• [THE EXERCISE] Every line of the material that follows must be printed again exactly.

## begin RECORDS

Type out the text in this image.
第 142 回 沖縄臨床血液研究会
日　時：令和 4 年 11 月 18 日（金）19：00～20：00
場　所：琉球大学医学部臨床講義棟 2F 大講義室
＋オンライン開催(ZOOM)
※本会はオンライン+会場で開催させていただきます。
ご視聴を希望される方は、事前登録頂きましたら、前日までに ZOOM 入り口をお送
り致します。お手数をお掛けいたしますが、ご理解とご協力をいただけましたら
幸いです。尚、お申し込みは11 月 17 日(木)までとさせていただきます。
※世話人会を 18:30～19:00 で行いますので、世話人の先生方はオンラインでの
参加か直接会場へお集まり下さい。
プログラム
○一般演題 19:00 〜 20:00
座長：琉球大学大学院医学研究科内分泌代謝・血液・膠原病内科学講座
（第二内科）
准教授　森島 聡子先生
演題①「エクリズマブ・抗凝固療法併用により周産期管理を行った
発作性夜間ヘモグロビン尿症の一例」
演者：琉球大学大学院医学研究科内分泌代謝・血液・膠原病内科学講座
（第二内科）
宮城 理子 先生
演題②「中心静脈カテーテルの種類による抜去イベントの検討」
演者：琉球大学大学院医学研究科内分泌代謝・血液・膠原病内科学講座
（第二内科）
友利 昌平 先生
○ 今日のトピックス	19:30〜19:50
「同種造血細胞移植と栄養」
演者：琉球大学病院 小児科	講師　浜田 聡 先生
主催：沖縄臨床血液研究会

## end RECORDS

• [ANSWER FOR THIS EXERCISE]
Type out the text in this image.
第 142 回 沖縄臨床血液研究会
日　時：令和 4 年 11 月 18 日（金）19：00～20：00
場　所：琉球大学医学部臨床講義棟 2F 大講義室
＋オンライン開催(ZOOM)
※本会はオンライン+会場で開催させていただきます。
ご視聴を希望される方は、事前登録頂きましたら、前日までに ZOOM 入り口をお送
り致します。お手数をお掛けいたしますが、ご理解とご協力をいただけましたら
幸いです。尚、お申し込みは11 月 17 日(木)までとさせていただきます。
※世話人会を 18:30～19:00 で行いますので、世話人の先生方はオンラインでの
参加か直接会場へお集まり下さい。
プログラム
○一般演題 19:00 〜 20:00
座長：琉球大学大学院医学研究科内分泌代謝・血液・膠原病内科学講座
（第二内科）
准教授　森島 聡子先生
演題①「エクリズマブ・抗凝固療法併用により周産期管理を行った
発作性夜間ヘモグロビン尿症の一例」
演者：琉球大学大学院医学研究科内分泌代謝・血液・膠原病内科学講座
（第二内科）
宮城 理子 先生
演題②「中心静脈カテーテルの種類による抜去イベントの検討」
演者：琉球大学大学院医学研究科内分泌代謝・血液・膠原病内科学講座
（第二内科）
友利 昌平 先生
○ 今日のトピックス	19:30〜19:50
「同種造血細胞移植と栄養」
演者：琉球大学病院 小児科	講師　浜田 聡 先生
主催：沖縄臨床血液研究会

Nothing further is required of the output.